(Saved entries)
------
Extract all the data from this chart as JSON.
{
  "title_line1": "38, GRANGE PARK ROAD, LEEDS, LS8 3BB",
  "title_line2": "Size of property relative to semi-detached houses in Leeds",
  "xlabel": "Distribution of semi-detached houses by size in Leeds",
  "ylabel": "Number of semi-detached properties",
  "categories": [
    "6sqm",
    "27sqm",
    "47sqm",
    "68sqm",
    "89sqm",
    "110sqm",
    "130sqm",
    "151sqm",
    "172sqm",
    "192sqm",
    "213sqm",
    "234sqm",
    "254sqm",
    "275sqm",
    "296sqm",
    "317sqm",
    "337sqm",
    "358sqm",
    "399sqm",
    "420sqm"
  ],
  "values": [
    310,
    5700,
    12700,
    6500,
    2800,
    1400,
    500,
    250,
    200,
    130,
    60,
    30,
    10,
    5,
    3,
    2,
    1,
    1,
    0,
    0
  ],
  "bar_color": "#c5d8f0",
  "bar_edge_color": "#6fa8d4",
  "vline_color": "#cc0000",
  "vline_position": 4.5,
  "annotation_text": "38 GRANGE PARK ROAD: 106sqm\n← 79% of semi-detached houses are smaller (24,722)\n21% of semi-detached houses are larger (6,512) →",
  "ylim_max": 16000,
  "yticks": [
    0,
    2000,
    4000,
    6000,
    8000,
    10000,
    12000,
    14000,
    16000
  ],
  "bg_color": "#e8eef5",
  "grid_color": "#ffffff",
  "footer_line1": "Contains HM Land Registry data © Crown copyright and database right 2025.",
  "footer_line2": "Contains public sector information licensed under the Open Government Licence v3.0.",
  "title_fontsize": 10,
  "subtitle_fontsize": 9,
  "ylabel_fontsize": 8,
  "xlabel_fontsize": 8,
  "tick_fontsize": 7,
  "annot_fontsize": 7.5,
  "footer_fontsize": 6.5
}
------
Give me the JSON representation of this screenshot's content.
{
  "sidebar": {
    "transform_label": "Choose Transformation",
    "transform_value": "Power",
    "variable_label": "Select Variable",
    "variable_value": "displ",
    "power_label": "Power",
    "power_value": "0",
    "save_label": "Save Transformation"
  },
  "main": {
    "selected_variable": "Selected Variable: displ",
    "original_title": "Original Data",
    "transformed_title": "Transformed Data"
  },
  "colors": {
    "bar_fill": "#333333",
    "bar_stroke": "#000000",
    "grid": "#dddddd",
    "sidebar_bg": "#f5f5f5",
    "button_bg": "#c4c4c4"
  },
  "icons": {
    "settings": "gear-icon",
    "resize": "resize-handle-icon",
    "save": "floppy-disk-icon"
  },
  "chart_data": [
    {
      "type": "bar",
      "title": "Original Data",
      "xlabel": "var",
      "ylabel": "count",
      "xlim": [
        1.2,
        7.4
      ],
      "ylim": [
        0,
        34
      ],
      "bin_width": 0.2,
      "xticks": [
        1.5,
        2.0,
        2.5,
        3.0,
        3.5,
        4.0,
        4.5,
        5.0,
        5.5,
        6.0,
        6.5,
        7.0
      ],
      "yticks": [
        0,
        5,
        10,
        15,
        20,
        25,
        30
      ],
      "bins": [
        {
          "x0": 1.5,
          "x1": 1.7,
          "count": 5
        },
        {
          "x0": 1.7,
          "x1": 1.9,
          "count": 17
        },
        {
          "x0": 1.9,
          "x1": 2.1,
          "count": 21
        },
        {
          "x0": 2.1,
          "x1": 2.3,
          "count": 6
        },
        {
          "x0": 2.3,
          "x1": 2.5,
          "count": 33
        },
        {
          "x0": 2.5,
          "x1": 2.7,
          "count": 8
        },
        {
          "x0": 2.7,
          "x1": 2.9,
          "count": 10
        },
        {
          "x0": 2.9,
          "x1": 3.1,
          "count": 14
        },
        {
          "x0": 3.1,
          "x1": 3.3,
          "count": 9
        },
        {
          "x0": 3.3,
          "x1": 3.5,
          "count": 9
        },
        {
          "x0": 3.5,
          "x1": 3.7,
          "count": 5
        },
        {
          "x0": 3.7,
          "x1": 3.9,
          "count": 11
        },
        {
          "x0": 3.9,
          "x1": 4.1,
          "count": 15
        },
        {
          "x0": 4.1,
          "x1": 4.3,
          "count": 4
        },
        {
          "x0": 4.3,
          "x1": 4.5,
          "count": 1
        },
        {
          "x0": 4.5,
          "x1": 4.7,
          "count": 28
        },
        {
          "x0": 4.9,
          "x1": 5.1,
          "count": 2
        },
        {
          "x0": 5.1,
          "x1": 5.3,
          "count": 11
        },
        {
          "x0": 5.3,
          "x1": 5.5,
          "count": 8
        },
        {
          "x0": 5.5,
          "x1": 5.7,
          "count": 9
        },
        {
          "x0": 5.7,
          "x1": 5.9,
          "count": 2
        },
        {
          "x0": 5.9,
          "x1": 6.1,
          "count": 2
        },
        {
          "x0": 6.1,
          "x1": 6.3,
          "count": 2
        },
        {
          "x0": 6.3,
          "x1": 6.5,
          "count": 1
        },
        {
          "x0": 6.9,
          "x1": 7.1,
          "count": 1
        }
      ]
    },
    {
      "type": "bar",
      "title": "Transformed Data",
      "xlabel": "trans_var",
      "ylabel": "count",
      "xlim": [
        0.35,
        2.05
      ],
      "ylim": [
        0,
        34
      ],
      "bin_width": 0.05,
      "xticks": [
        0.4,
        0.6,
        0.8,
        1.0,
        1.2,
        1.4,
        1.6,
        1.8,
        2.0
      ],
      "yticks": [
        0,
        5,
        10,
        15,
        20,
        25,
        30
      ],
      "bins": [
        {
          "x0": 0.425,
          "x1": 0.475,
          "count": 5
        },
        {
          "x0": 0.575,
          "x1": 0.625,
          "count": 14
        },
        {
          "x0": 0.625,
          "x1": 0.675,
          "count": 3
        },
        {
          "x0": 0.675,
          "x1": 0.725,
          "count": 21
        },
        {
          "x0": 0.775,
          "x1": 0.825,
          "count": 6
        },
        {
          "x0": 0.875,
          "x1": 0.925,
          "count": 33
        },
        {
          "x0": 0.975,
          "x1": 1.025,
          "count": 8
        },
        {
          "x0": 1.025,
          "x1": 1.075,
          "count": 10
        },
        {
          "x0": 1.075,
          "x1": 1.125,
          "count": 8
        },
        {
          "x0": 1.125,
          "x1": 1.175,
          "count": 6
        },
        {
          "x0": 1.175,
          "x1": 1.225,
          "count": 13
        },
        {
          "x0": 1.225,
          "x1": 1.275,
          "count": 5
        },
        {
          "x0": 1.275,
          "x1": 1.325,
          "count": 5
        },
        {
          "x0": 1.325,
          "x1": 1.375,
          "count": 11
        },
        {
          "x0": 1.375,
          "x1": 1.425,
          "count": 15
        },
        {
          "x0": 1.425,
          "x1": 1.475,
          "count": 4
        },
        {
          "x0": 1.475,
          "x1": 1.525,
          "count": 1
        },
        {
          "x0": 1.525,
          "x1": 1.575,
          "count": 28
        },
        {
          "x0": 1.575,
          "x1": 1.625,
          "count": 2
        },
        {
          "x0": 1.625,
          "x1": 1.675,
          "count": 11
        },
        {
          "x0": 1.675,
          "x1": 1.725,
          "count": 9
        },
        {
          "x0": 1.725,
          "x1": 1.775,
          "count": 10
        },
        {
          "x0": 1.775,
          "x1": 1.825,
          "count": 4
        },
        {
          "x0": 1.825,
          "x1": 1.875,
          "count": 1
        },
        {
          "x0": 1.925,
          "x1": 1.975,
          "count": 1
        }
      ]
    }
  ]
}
------
The request: Copy every line in the listing above where the string "JSON" turns up.

Answer to this exercise:
Extract all the data from this chart as JSON.
Give me the JSON representation of this screenshot's content.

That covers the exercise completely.